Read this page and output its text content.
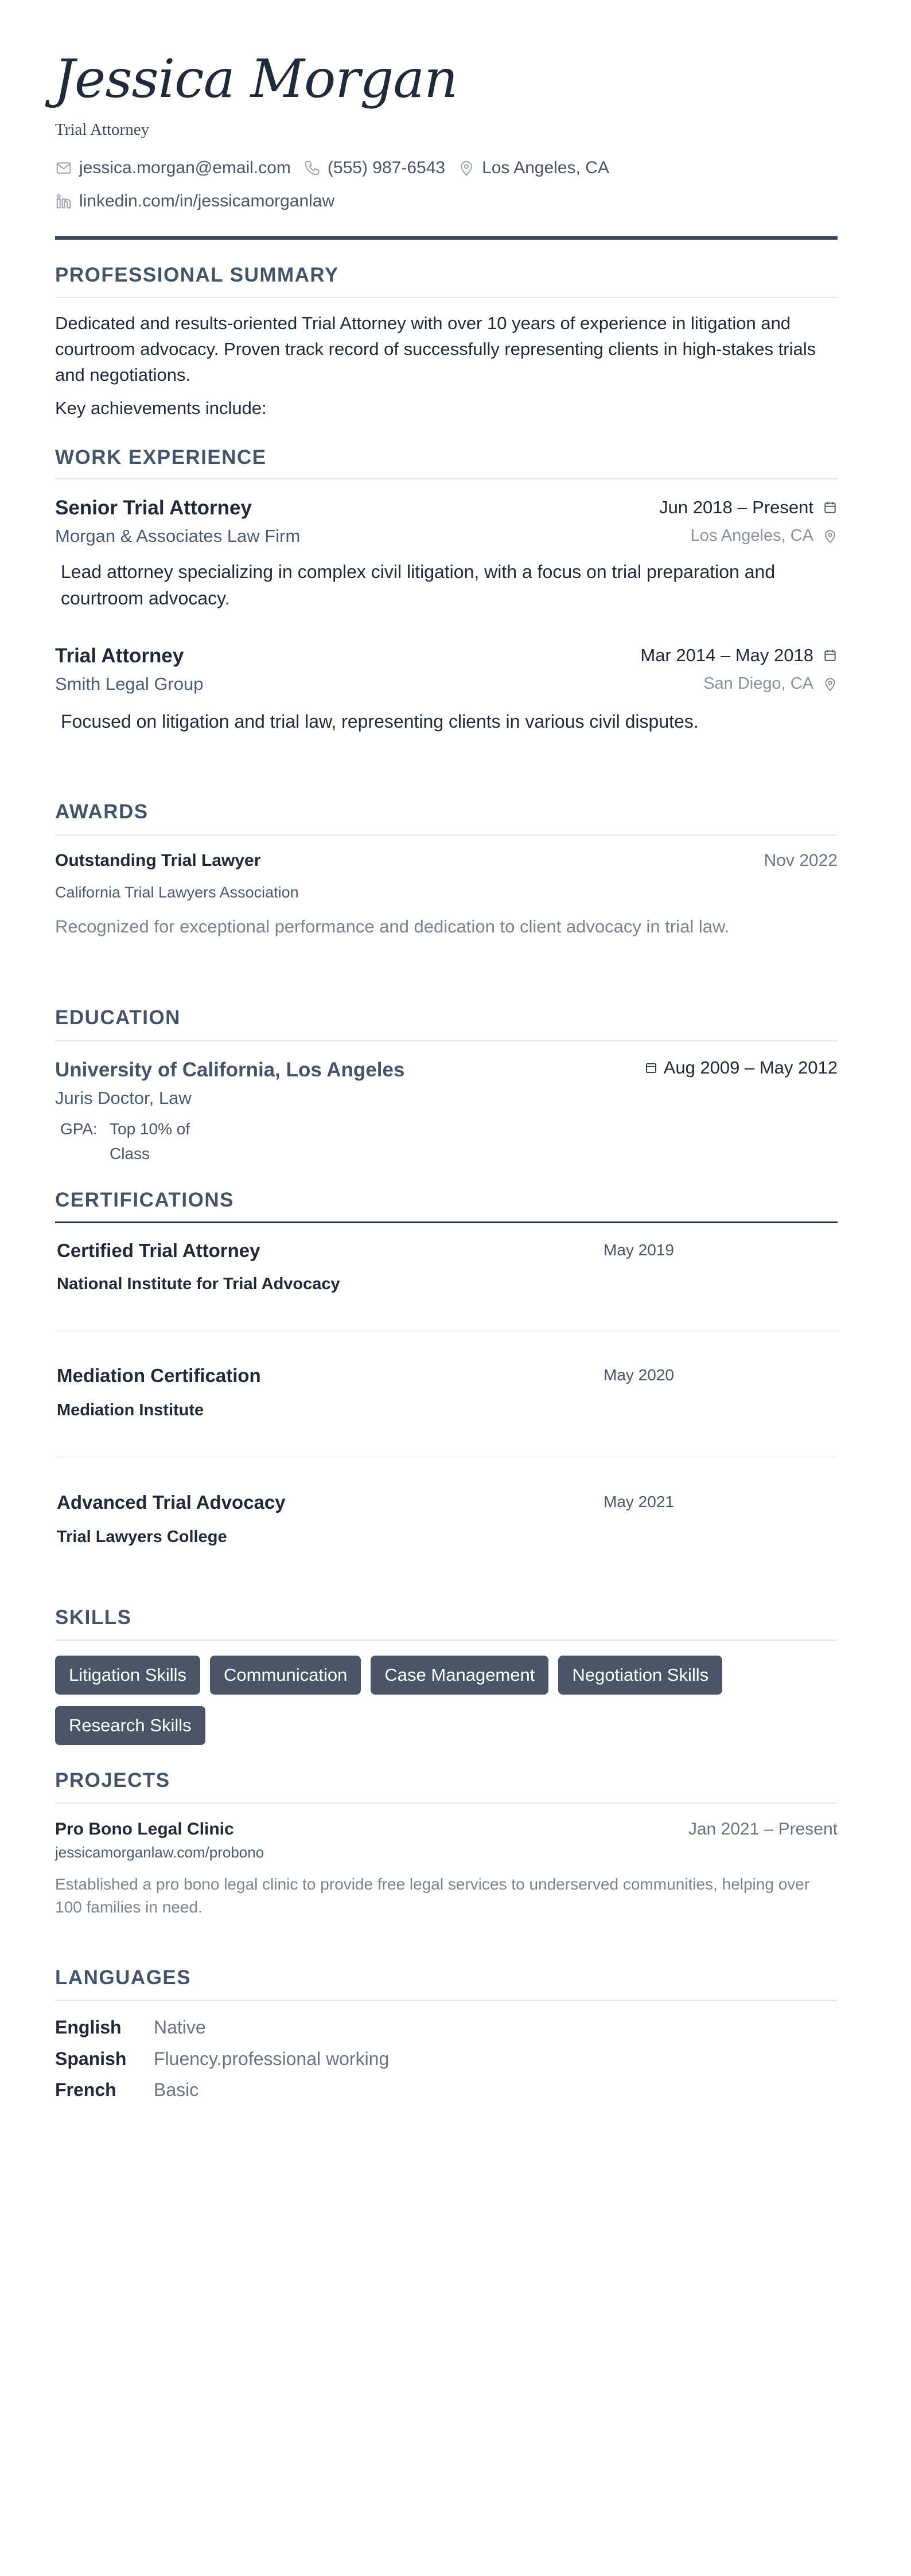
Jessica Morgan
Trial Attorney
jessica.morgan@email.com (555) 987-6543 Los Angeles, CA
linkedin.com/in/jessicamorganlaw
PROFESSIONAL SUMMARY
Dedicated and results-oriented Trial Attorney with over 10 years of experience in litigation and courtroom advocacy. Proven track record of successfully representing clients in high-stakes trials and negotiations.
Key achievements include:
WORK EXPERIENCE
Senior Trial Attorney	Jun 2018 – Present
Morgan & Associates Law Firm	Los Angeles, CA
Lead attorney specializing in complex civil litigation, with a focus on trial preparation and courtroom advocacy.
Trial Attorney	Mar 2014 – May 2018
Smith Legal Group	San Diego, CA
Focused on litigation and trial law, representing clients in various civil disputes.
AWARDS
Outstanding Trial Lawyer	Nov 2022
California Trial Lawyers Association
Recognized for exceptional performance and dedication to client advocacy in trial law.
EDUCATION
University of California, Los Angeles	Aug 2009 – May 2012
Juris Doctor, Law
GPA: Top 10% of Class
CERTIFICATIONS
Certified Trial Attorney	May 2019
National Institute for Trial Advocacy
Mediation Certification	May 2020
Mediation Institute
Advanced Trial Advocacy	May 2021
Trial Lawyers College
SKILLS
Litigation Skills	Communication	Case Management	Negotiation Skills
Research Skills
PROJECTS
Pro Bono Legal Clinic	Jan 2021 – Present
jessicamorganlaw.com/probono
Established a pro bono legal clinic to provide free legal services to underserved communities, helping over 100 families in need.
LANGUAGES
English	Native
Spanish	Fluency.professional working
French	Basic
------------------------------------------------
### Task prompt
Extract every line from the records above that contains the word "California".

### Completed task
California Trial Lawyers Association
University of California, Los Angeles	Aug 2009 – May 2012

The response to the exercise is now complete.